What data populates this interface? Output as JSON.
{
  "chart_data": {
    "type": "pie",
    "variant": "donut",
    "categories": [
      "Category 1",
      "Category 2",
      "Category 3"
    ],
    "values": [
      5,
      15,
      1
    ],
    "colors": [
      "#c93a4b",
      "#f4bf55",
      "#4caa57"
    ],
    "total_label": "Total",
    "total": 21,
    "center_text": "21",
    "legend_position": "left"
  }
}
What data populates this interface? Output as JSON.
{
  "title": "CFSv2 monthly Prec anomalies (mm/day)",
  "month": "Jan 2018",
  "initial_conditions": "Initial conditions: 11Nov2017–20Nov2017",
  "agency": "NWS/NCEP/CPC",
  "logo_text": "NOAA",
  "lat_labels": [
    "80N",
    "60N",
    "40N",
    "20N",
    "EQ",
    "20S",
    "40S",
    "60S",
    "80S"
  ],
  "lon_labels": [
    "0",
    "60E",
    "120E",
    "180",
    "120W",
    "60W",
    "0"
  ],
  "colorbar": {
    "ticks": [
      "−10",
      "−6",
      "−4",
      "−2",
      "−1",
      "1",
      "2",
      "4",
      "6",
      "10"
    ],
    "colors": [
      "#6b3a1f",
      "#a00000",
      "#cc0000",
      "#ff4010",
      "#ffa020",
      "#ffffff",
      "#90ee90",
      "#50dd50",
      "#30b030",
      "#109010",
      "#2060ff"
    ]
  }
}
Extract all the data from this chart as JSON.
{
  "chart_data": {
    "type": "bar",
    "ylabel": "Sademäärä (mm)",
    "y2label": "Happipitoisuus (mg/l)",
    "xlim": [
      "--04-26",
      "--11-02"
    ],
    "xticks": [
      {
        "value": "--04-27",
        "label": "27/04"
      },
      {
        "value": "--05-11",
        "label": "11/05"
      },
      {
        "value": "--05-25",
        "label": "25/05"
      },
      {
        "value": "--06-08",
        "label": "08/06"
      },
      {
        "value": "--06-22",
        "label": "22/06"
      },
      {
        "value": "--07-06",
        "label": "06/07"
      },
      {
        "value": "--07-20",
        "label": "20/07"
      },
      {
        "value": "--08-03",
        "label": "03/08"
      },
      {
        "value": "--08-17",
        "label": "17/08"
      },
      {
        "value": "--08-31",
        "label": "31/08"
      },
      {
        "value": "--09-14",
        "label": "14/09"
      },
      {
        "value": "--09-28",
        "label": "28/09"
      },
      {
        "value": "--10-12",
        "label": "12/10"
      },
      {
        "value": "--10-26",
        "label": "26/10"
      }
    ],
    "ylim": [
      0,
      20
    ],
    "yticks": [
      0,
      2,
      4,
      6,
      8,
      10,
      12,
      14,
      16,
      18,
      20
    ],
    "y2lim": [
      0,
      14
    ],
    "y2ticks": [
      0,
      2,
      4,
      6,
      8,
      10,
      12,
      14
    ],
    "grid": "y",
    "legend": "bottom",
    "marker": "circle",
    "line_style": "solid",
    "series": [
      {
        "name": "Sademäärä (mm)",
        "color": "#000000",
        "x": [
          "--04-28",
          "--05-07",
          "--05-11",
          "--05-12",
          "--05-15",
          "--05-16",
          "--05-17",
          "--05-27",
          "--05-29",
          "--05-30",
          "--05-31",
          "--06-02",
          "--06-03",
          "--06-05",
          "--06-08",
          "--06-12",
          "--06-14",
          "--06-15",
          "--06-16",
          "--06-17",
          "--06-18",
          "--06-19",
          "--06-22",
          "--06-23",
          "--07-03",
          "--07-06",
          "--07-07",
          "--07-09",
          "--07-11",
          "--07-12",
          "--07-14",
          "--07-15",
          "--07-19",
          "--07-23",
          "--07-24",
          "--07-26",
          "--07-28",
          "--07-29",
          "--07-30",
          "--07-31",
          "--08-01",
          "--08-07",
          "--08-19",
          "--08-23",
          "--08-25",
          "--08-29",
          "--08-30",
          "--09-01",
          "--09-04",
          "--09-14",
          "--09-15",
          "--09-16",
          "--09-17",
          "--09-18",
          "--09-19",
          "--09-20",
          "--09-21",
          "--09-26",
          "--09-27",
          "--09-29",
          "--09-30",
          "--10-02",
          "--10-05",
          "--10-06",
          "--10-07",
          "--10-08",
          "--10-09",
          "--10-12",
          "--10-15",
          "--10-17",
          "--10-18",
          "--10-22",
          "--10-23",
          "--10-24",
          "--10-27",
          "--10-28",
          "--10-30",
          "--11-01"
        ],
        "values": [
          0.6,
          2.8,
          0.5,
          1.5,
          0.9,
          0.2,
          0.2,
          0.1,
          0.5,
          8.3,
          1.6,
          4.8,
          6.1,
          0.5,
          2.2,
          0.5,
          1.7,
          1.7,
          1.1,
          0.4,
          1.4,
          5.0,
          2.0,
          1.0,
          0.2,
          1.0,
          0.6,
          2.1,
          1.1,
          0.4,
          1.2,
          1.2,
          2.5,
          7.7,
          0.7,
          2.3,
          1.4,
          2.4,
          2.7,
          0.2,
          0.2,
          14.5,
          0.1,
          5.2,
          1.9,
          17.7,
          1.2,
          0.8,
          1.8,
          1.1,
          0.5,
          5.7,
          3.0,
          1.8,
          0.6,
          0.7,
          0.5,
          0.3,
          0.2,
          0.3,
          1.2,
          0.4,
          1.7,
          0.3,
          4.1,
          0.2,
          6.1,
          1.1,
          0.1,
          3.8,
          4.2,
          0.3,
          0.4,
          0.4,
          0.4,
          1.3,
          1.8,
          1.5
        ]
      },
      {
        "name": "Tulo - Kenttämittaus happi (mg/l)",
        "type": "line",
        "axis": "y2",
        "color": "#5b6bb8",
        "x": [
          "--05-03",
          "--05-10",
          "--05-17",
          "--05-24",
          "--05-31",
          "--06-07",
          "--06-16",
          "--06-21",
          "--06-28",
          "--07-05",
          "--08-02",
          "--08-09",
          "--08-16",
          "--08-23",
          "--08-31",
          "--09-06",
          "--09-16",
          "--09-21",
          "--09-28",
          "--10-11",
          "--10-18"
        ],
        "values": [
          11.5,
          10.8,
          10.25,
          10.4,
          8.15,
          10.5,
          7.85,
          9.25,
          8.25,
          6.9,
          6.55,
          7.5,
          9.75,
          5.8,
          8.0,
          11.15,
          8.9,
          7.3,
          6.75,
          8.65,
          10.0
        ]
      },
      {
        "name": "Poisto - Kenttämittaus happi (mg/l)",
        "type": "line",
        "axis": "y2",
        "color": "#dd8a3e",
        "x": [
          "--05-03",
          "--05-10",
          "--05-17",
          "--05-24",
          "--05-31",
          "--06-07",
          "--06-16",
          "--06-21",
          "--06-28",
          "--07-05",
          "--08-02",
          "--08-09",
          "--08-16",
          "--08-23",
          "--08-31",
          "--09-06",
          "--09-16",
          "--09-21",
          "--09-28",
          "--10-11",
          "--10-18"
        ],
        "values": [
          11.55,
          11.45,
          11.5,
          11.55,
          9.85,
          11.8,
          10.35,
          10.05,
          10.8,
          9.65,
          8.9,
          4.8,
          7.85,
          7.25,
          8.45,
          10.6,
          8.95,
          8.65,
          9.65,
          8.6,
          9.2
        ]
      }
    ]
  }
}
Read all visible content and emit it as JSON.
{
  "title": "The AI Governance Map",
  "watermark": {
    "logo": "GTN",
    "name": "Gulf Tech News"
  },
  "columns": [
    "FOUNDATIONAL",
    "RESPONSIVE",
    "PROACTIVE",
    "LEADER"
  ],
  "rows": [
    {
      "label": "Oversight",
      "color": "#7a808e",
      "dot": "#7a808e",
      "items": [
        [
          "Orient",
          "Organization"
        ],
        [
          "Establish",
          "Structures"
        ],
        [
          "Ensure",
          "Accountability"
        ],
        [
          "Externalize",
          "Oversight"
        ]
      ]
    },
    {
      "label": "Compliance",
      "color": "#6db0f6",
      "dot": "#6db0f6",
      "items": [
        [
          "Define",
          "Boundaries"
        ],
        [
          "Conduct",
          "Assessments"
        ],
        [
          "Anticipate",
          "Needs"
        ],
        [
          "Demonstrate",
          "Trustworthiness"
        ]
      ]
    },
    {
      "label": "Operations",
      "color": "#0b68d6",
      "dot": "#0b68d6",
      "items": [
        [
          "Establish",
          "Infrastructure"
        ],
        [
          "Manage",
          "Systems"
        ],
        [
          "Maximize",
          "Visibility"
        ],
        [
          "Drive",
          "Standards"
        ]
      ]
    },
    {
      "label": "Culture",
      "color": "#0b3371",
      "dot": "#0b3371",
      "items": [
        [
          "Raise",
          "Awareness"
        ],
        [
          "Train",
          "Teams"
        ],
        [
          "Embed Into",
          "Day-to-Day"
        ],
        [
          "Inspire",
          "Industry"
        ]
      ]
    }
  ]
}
━━━━━━━━━━━━━━━━━━━━
Check each line above for the string "Sademäärä" and show the ones that have it.

    "ylabel": "Sademäärä (mm)",
        "name": "Sademäärä (mm)",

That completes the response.